"""

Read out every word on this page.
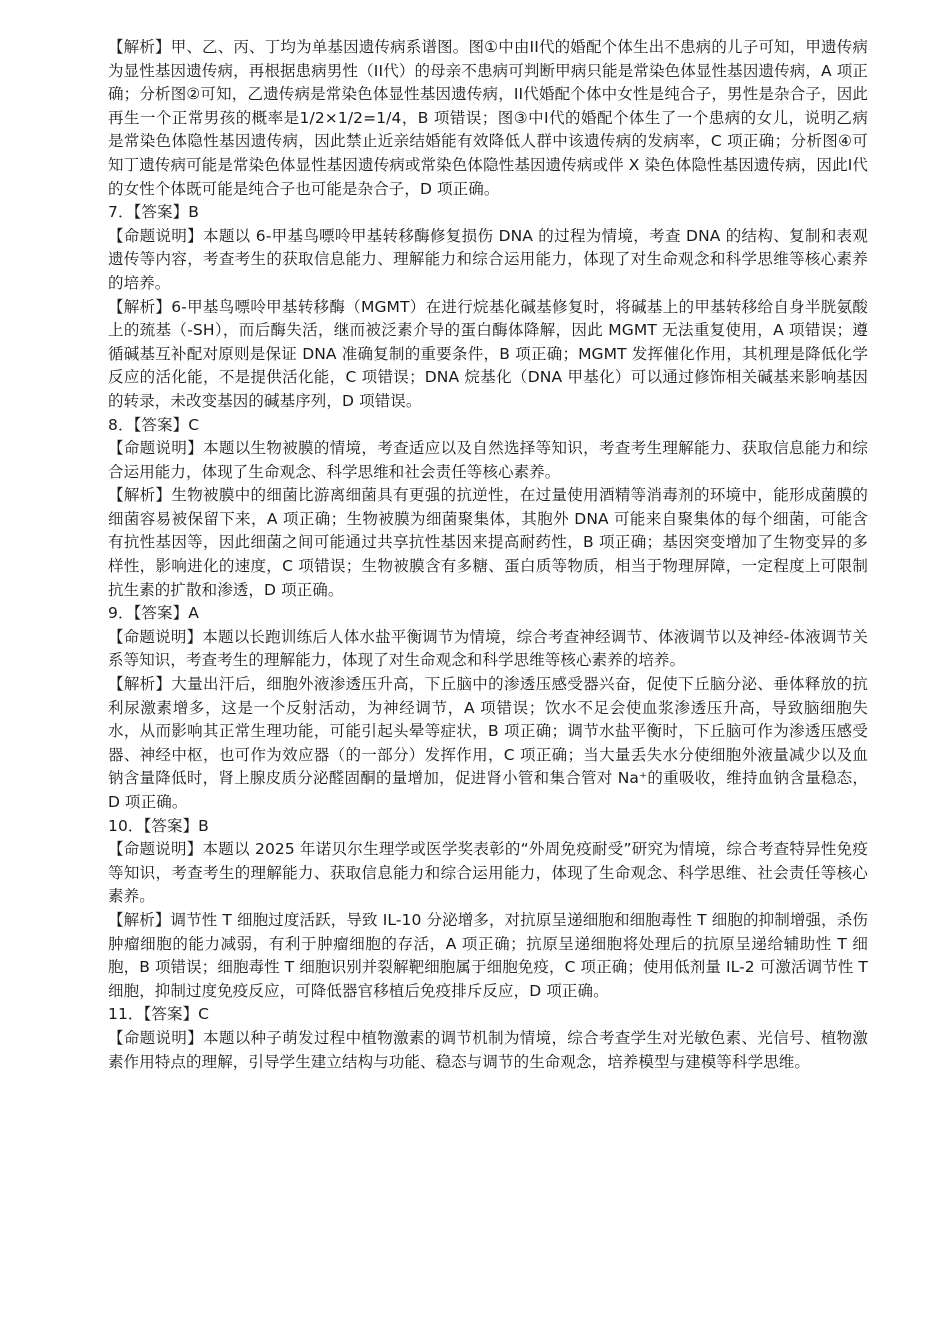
【解析】甲、乙、丙、丁均为单基因遗传病系谱图。图①中由II代的婚配个体生出不患病的儿子可知，甲遗传病为显性基因遗传病，再根据患病男性（II代）的母亲不患病可判断甲病只能是常染色体显性基因遗传病，A 项正确；分析图②可知，乙遗传病是常染色体显性基因遗传病，II代婚配个体中女性是纯合子，男性是杂合子，因此再生一个正常男孩的概率是1/2×1/2=1/4，B 项错误；图③中I代的婚配个体生了一个患病的女儿，说明乙病是常染色体隐性基因遗传病，因此禁止近亲结婚能有效降低人群中该遗传病的发病率，C 项正确；分析图④可知丁遗传病可能是常染色体显性基因遗传病或常染色体隐性基因遗传病或伴 X 染色体隐性基因遗传病，因此I代的女性个体既可能是纯合子也可能是杂合子，D 项正确。

7．【答案】B

【命题说明】本题以 6-甲基鸟嘌呤甲基转移酶修复损伤 DNA 的过程为情境，考查 DNA 的结构、复制和表观遗传等内容，考查考生的获取信息能力、理解能力和综合运用能力，体现了对生命观念和科学思维等核心素养的培养。

【解析】6-甲基鸟嘌呤甲基转移酶（MGMT）在进行烷基化碱基修复时，将碱基上的甲基转移给自身半胱氨酸上的巯基（-SH），而后酶失活，继而被泛素介导的蛋白酶体降解，因此 MGMT 无法重复使用，A 项错误；遵循碱基互补配对原则是保证 DNA 准确复制的重要条件，B 项正确；MGMT 发挥催化作用，其机理是降低化学反应的活化能，不是提供活化能，C 项错误；DNA 烷基化（DNA 甲基化）可以通过修饰相关碱基来影响基因的转录，未改变基因的碱基序列，D 项错误。

8．【答案】C

【命题说明】本题以生物被膜的情境，考查适应以及自然选择等知识，考查考生理解能力、获取信息能力和综合运用能力，体现了生命观念、科学思维和社会责任等核心素养。

【解析】生物被膜中的细菌比游离细菌具有更强的抗逆性，在过量使用酒精等消毒剂的环境中，能形成菌膜的细菌容易被保留下来，A 项正确；生物被膜为细菌聚集体，其胞外 DNA 可能来自聚集体的每个细菌，可能含有抗性基因等，因此细菌之间可能通过共享抗性基因来提高耐药性，B 项正确；基因突变增加了生物变异的多样性，影响进化的速度，C 项错误；生物被膜含有多糖、蛋白质等物质，相当于物理屏障，一定程度上可限制抗生素的扩散和渗透，D 项正确。

9．【答案】A

【命题说明】本题以长跑训练后人体水盐平衡调节为情境，综合考查神经调节、体液调节以及神经-体液调节关系等知识，考查考生的理解能力，体现了对生命观念和科学思维等核心素养的培养。

【解析】大量出汗后，细胞外液渗透压升高，下丘脑中的渗透压感受器兴奋，促使下丘脑分泌、垂体释放的抗利尿激素增多，这是一个反射活动，为神经调节，A 项错误；饮水不足会使血浆渗透压升高，导致脑细胞失水，从而影响其正常生理功能，可能引起头晕等症状，B 项正确；调节水盐平衡时，下丘脑可作为渗透压感受器、神经中枢，也可作为效应器（的一部分）发挥作用，C 项正确；当大量丢失水分使细胞外液量减少以及血钠含量降低时，肾上腺皮质分泌醛固酮的量增加，促进肾小管和集合管对 Na⁺的重吸收，维持血钠含量稳态，D 项正确。

10．【答案】B

【命题说明】本题以 2025 年诺贝尔生理学或医学奖表彰的“外周免疫耐受”研究为情境，综合考查特异性免疫等知识，考查考生的理解能力、获取信息能力和综合运用能力，体现了生命观念、科学思维、社会责任等核心素养。

【解析】调节性 T 细胞过度活跃，导致 IL-10 分泌增多，对抗原呈递细胞和细胞毒性 T 细胞的抑制增强，杀伤肿瘤细胞的能力减弱，有利于肿瘤细胞的存活，A 项正确；抗原呈递细胞将处理后的抗原呈递给辅助性 T 细胞，B 项错误；细胞毒性 T 细胞识别并裂解靶细胞属于细胞免疫，C 项正确；使用低剂量 IL-2 可激活调节性 T 细胞，抑制过度免疫反应，可降低器官移植后免疫排斥反应，D 项正确。

11．【答案】C

【命题说明】本题以种子萌发过程中植物激素的调节机制为情境，综合考查学生对光敏色素、光信号、植物激素作用特点的理解，引导学生建立结构与功能、稳态与调节的生命观念，培养模型与建模等科学思维。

"""

- SHORT EXERCISE -
Restate the full listing verbatim and drop every picture.

- RESULT OF THE EXERCISE -
Read out every word on this page.
【解析】甲、乙、丙、丁均为单基因遗传病系谱图。图①中由II代的婚配个体生出不患病的儿子可知，甲遗传病为显性基因遗传病，再根据患病男性（II代）的母亲不患病可判断甲病只能是常染色体显性基因遗传病，A 项正确；分析图②可知，乙遗传病是常染色体显性基因遗传病，II代婚配个体中女性是纯合子，男性是杂合子，因此再生一个正常男孩的概率是1/2×1/2=1/4，B 项错误；图③中I代的婚配个体生了一个患病的女儿，说明乙病是常染色体隐性基因遗传病，因此禁止近亲结婚能有效降低人群中该遗传病的发病率，C 项正确；分析图④可知丁遗传病可能是常染色体显性基因遗传病或常染色体隐性基因遗传病或伴 X 染色体隐性基因遗传病，因此I代的女性个体既可能是纯合子也可能是杂合子，D 项正确。

7．【答案】B

【命题说明】本题以 6-甲基鸟嘌呤甲基转移酶修复损伤 DNA 的过程为情境，考查 DNA 的结构、复制和表观遗传等内容，考查考生的获取信息能力、理解能力和综合运用能力，体现了对生命观念和科学思维等核心素养的培养。

【解析】6-甲基鸟嘌呤甲基转移酶（MGMT）在进行烷基化碱基修复时，将碱基上的甲基转移给自身半胱氨酸上的巯基（-SH），而后酶失活，继而被泛素介导的蛋白酶体降解，因此 MGMT 无法重复使用，A 项错误；遵循碱基互补配对原则是保证 DNA 准确复制的重要条件，B 项正确；MGMT 发挥催化作用，其机理是降低化学反应的活化能，不是提供活化能，C 项错误；DNA 烷基化（DNA 甲基化）可以通过修饰相关碱基来影响基因的转录，未改变基因的碱基序列，D 项错误。

8．【答案】C

【命题说明】本题以生物被膜的情境，考查适应以及自然选择等知识，考查考生理解能力、获取信息能力和综合运用能力，体现了生命观念、科学思维和社会责任等核心素养。

【解析】生物被膜中的细菌比游离细菌具有更强的抗逆性，在过量使用酒精等消毒剂的环境中，能形成菌膜的细菌容易被保留下来，A 项正确；生物被膜为细菌聚集体，其胞外 DNA 可能来自聚集体的每个细菌，可能含有抗性基因等，因此细菌之间可能通过共享抗性基因来提高耐药性，B 项正确；基因突变增加了生物变异的多样性，影响进化的速度，C 项错误；生物被膜含有多糖、蛋白质等物质，相当于物理屏障，一定程度上可限制抗生素的扩散和渗透，D 项正确。

9．【答案】A

【命题说明】本题以长跑训练后人体水盐平衡调节为情境，综合考查神经调节、体液调节以及神经-体液调节关系等知识，考查考生的理解能力，体现了对生命观念和科学思维等核心素养的培养。

【解析】大量出汗后，细胞外液渗透压升高，下丘脑中的渗透压感受器兴奋，促使下丘脑分泌、垂体释放的抗利尿激素增多，这是一个反射活动，为神经调节，A 项错误；饮水不足会使血浆渗透压升高，导致脑细胞失水，从而影响其正常生理功能，可能引起头晕等症状，B 项正确；调节水盐平衡时，下丘脑可作为渗透压感受器、神经中枢，也可作为效应器（的一部分）发挥作用，C 项正确；当大量丢失水分使细胞外液量减少以及血钠含量降低时，肾上腺皮质分泌醛固酮的量增加，促进肾小管和集合管对 Na⁺的重吸收，维持血钠含量稳态，D 项正确。

10．【答案】B

【命题说明】本题以 2025 年诺贝尔生理学或医学奖表彰的“外周免疫耐受”研究为情境，综合考查特异性免疫等知识，考查考生的理解能力、获取信息能力和综合运用能力，体现了生命观念、科学思维、社会责任等核心素养。

【解析】调节性 T 细胞过度活跃，导致 IL-10 分泌增多，对抗原呈递细胞和细胞毒性 T 细胞的抑制增强，杀伤肿瘤细胞的能力减弱，有利于肿瘤细胞的存活，A 项正确；抗原呈递细胞将处理后的抗原呈递给辅助性 T 细胞，B 项错误；细胞毒性 T 细胞识别并裂解靶细胞属于细胞免疫，C 项正确；使用低剂量 IL-2 可激活调节性 T 细胞，抑制过度免疫反应，可降低器官移植后免疫排斥反应，D 项正确。

11．【答案】C

【命题说明】本题以种子萌发过程中植物激素的调节机制为情境，综合考查学生对光敏色素、光信号、植物激素作用特点的理解，引导学生建立结构与功能、稳态与调节的生命观念，培养模型与建模等科学思维。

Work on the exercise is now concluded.